Directions:
Gather up every line from the entries below that uses the word "Records".

Data lines:
□ □ □ □ □

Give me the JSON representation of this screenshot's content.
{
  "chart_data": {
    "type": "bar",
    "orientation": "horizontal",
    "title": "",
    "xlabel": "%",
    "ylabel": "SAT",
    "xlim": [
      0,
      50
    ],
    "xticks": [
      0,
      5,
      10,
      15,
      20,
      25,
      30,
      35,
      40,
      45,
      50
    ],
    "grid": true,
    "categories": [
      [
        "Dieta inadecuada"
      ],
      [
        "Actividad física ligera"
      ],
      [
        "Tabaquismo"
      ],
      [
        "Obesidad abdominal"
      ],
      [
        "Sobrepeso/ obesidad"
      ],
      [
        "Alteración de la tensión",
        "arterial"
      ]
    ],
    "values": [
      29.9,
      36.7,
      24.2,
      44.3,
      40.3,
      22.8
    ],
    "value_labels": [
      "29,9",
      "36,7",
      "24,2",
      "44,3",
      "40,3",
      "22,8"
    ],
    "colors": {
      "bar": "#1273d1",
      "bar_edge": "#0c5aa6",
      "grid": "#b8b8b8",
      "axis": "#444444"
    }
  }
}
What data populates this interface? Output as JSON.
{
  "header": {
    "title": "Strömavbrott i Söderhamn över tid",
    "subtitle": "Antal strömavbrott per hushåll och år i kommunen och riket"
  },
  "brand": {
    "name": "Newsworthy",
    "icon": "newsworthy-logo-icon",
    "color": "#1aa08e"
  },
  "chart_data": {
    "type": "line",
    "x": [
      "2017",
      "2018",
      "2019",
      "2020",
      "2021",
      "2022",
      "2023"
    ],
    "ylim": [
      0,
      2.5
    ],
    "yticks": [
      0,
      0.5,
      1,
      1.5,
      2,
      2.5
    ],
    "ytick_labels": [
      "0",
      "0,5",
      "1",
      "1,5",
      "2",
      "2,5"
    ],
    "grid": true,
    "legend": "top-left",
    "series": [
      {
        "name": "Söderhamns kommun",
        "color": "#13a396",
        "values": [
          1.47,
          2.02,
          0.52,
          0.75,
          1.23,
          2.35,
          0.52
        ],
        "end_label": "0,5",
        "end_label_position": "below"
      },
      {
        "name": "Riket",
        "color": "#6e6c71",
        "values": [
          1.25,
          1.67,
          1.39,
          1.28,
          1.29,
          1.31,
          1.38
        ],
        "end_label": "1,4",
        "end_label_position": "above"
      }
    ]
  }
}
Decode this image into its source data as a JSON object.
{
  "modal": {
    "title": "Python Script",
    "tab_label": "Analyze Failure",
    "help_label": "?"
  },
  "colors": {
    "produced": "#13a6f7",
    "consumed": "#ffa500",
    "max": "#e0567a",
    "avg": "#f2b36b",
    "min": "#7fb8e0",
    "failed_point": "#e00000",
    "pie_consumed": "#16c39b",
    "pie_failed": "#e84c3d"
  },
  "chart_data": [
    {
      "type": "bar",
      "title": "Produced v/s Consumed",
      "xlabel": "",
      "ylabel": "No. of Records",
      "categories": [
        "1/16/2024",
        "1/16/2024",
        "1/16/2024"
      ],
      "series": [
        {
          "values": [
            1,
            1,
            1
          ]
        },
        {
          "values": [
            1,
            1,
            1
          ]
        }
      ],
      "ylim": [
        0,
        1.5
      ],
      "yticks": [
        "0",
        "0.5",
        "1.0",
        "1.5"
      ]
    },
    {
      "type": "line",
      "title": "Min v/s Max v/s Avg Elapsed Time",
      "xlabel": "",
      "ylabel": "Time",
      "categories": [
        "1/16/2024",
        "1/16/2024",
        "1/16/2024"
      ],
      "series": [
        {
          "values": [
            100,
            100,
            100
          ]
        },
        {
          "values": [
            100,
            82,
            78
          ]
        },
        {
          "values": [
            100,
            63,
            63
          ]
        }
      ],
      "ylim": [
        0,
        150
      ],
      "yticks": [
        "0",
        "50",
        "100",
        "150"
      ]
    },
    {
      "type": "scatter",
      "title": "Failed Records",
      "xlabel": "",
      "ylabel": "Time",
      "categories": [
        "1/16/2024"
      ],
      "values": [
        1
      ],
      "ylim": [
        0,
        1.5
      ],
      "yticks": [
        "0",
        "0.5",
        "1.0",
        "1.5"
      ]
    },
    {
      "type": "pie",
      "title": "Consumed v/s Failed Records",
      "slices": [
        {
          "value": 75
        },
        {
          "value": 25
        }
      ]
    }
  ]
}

□ □ □ □ □

Answer to this problem:
      "ylabel": "No. of Records",
      "title": "Failed Records",
      "title": "Consumed v/s Failed Records",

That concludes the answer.